**Directions**
Gather every line of the entries that includes the word "much".

▽

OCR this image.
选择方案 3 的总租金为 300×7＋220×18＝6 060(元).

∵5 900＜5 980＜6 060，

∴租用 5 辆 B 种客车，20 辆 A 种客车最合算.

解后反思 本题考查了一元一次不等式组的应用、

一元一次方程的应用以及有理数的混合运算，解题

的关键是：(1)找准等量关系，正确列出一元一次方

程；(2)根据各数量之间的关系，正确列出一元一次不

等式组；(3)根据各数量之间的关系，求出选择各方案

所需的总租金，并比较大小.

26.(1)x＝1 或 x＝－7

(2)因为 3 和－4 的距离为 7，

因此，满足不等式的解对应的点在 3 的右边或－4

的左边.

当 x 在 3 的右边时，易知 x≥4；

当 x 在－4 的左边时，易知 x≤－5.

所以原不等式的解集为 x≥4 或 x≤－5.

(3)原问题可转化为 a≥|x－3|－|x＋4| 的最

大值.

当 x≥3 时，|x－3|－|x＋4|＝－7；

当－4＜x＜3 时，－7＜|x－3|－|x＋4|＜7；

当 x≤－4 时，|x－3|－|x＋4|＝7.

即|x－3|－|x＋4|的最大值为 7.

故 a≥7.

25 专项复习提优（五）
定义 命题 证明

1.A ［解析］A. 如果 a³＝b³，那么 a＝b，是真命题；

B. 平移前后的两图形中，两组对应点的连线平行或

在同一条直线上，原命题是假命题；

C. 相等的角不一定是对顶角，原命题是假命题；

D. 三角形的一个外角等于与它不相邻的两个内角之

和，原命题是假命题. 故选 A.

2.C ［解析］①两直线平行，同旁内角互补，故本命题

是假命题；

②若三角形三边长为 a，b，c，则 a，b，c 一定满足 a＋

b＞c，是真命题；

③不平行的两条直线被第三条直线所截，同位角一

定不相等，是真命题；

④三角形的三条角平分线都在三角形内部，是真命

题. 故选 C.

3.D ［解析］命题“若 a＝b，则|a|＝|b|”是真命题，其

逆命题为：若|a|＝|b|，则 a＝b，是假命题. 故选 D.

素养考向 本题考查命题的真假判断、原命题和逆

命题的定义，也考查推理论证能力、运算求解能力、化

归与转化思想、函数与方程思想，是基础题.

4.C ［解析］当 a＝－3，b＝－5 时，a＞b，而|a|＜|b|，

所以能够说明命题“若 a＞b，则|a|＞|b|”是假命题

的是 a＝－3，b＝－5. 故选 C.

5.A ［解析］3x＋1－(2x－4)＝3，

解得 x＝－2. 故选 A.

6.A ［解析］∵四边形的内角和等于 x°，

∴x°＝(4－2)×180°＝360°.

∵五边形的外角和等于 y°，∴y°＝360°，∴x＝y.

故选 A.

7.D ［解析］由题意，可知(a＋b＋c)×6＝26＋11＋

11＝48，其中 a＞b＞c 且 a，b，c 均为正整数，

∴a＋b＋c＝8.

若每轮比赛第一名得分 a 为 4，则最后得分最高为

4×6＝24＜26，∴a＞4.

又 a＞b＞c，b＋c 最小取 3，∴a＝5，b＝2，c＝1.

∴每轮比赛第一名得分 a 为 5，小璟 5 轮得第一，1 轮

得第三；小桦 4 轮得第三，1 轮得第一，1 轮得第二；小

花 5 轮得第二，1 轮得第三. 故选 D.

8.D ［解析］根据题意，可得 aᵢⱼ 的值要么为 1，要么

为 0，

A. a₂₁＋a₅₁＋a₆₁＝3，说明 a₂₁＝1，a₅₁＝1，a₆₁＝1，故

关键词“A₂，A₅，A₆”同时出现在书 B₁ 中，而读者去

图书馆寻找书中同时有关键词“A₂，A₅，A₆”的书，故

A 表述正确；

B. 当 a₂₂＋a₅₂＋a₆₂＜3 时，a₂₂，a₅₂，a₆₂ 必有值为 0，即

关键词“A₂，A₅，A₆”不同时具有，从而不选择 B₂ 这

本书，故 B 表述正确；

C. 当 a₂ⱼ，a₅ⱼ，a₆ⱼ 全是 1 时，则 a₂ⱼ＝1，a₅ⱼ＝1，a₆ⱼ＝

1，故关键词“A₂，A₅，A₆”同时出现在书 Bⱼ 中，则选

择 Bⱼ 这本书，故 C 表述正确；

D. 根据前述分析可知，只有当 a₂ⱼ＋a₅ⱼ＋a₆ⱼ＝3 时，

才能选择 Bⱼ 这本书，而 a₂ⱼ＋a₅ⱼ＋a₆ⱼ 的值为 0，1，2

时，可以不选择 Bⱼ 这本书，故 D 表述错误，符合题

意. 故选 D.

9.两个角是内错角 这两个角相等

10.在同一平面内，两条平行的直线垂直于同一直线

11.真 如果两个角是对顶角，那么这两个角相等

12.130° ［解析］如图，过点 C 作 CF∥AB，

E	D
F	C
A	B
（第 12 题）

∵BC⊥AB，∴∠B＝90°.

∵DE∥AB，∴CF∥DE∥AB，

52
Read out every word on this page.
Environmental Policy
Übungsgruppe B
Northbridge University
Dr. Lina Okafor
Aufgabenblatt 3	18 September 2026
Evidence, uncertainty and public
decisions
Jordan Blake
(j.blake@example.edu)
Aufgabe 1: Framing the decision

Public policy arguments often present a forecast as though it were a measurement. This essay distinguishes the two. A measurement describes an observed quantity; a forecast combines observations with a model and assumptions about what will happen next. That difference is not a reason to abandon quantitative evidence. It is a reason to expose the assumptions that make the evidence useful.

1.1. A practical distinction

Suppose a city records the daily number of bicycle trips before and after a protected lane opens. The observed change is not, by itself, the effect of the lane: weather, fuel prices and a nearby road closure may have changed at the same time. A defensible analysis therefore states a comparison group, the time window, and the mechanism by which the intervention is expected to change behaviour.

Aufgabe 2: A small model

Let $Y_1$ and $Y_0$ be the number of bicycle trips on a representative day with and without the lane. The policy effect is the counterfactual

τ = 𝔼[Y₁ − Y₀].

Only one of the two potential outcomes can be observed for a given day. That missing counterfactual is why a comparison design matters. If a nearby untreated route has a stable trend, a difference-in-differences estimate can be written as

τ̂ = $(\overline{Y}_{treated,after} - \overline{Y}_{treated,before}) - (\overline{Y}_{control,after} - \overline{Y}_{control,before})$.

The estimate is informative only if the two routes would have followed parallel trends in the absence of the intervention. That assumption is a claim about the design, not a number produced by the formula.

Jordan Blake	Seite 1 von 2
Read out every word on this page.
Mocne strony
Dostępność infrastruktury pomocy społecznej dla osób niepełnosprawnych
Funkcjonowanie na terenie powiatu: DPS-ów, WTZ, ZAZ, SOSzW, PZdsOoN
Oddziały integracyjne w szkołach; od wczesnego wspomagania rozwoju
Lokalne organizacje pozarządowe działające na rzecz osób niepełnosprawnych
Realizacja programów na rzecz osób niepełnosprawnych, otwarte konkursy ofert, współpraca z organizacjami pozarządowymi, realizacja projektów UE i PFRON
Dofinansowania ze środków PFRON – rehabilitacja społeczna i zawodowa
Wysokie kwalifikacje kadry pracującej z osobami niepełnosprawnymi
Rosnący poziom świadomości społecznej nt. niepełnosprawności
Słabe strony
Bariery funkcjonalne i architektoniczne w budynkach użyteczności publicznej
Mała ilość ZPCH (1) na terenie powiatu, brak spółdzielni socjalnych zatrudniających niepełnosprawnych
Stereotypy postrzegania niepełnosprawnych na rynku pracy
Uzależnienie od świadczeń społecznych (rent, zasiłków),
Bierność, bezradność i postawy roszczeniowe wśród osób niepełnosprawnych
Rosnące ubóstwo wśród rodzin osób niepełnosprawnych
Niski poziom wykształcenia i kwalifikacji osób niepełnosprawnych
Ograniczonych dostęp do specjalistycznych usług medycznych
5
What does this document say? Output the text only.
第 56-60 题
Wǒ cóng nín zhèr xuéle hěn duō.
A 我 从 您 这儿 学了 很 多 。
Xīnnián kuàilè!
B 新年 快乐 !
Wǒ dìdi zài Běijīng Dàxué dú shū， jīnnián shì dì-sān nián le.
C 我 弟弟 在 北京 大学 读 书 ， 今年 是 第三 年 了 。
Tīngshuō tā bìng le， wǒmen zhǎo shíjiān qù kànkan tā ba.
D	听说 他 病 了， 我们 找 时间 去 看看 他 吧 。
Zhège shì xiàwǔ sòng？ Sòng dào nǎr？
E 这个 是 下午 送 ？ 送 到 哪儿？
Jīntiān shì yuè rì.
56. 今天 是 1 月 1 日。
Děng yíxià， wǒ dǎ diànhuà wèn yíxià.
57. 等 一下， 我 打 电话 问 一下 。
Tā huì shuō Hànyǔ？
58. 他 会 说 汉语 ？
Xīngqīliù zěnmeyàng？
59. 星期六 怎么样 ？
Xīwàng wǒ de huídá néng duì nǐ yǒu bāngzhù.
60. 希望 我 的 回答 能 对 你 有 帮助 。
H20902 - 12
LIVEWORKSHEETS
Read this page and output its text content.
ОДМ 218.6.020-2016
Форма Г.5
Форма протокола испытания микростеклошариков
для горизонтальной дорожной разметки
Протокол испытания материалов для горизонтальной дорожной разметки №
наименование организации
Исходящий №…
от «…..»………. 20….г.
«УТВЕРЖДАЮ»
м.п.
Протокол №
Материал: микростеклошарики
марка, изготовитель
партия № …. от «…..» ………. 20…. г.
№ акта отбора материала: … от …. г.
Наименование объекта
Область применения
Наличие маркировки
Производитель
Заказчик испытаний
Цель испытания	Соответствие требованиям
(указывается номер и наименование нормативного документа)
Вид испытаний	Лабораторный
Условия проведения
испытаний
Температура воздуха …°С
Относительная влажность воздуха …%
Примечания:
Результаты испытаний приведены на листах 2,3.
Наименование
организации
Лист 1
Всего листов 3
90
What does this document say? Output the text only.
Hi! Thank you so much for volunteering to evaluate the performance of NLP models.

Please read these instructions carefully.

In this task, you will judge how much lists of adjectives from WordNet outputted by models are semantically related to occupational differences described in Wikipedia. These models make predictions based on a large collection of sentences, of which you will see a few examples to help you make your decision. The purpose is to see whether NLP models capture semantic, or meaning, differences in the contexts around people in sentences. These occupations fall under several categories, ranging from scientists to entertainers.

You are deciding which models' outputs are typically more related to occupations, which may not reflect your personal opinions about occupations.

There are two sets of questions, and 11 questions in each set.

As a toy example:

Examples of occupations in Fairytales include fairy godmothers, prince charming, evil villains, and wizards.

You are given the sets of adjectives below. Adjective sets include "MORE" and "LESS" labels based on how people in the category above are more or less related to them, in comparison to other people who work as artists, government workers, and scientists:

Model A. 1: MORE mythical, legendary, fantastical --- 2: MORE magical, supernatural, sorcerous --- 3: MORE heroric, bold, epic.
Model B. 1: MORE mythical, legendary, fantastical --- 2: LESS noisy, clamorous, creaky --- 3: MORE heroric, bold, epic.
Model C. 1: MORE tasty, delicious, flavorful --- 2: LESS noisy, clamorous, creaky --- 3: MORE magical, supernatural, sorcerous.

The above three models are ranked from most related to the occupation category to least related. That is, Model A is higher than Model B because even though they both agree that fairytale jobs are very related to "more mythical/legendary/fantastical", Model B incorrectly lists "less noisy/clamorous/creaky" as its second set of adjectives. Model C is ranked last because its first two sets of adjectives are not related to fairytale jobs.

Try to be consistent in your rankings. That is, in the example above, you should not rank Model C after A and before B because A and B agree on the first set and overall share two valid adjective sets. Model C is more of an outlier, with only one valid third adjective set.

△

**Complete answer**
Hi! Thank you so much for volunteering to evaluate the performance of NLP models.
In this task, you will judge how much lists of adjectives from WordNet outputted by models are semantically related to occupational differences described in Wikipedia. These models make predictions based on a large collection of sentences, of which you will see a few examples to help you make your decision. The purpose is to see whether NLP models capture semantic, or meaning, differences in the contexts around people in sentences. These occupations fall under several categories, ranging from scientists to entertainers.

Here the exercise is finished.